## Records contained in a dataset
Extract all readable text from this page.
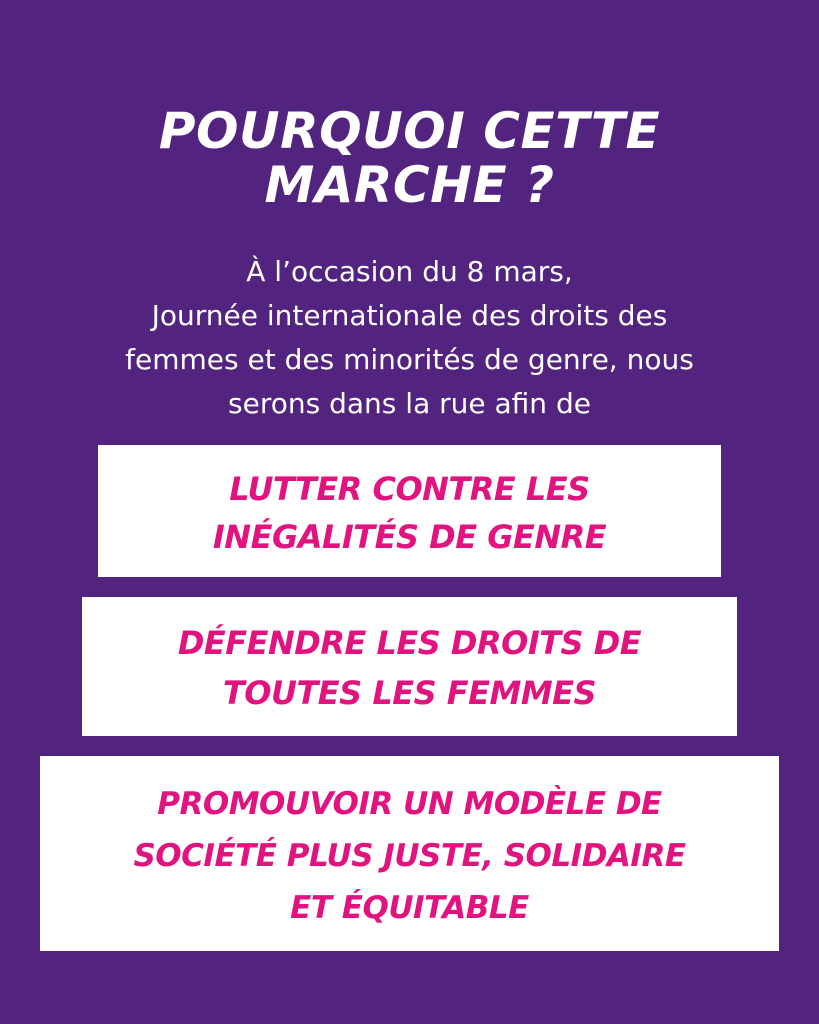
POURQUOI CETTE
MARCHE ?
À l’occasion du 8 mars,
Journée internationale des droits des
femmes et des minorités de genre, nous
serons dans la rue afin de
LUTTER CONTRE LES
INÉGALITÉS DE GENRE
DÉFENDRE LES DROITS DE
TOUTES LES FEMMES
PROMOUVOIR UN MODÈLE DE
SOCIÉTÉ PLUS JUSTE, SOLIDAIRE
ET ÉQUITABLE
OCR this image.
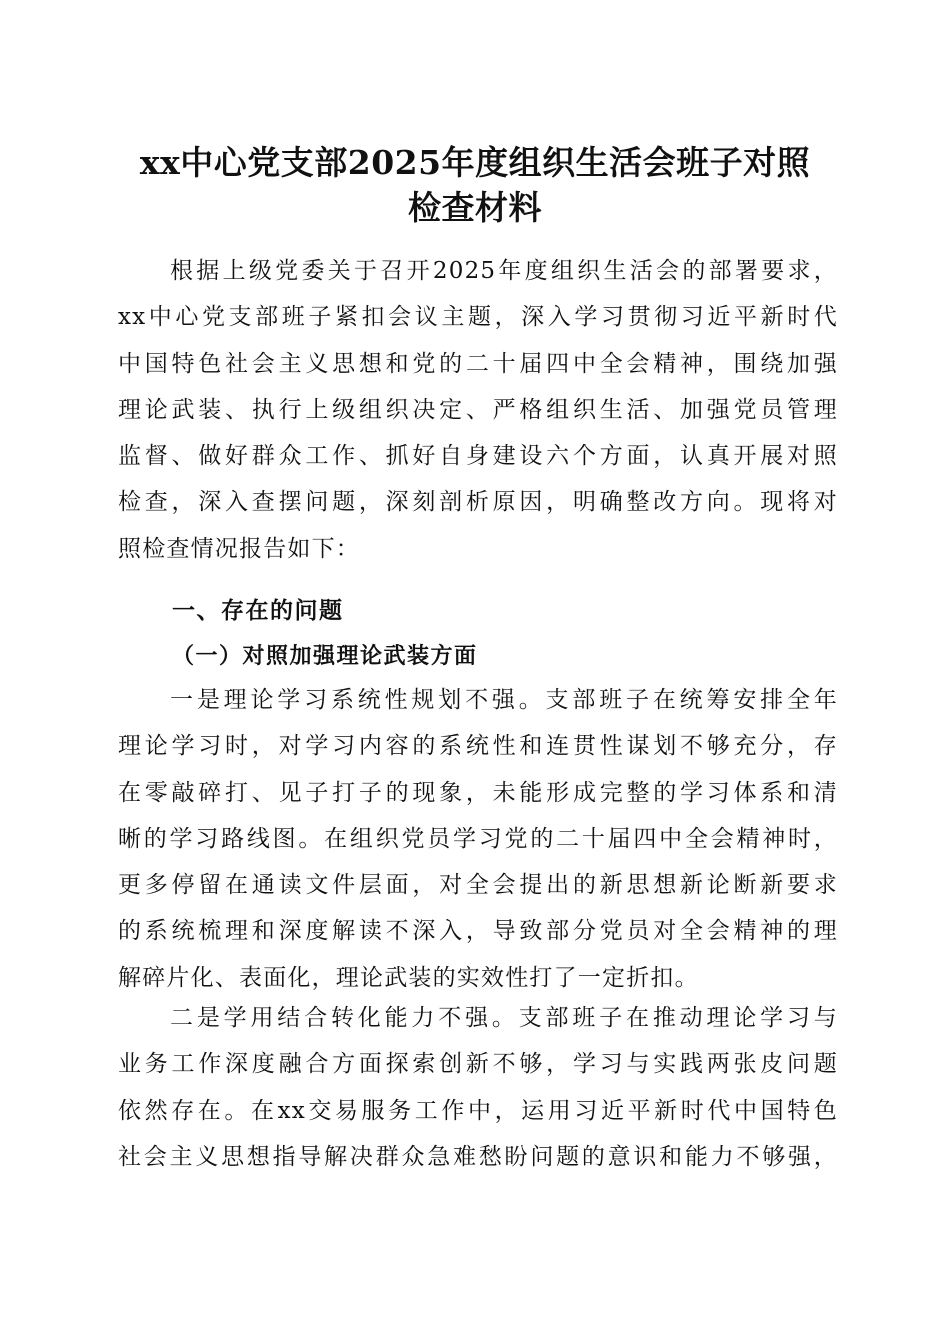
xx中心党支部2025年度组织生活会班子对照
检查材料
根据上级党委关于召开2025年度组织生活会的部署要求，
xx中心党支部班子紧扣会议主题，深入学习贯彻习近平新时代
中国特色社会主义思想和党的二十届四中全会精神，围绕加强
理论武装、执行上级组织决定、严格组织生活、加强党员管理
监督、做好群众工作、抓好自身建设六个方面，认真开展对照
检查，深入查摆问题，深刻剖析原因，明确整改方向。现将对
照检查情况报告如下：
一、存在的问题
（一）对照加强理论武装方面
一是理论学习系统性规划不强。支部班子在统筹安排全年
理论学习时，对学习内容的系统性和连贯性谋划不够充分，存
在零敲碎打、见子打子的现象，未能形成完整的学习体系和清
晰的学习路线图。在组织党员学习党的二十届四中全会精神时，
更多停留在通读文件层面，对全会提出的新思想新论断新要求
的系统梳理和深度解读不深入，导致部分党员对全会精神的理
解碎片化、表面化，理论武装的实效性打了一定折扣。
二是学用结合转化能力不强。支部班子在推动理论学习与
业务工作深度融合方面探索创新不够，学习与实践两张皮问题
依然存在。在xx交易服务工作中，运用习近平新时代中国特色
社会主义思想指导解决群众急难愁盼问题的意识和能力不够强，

## Exercise instructions
Gather each line holding the string "this".

## Solution
Extract all readable text from this page.
OCR this image.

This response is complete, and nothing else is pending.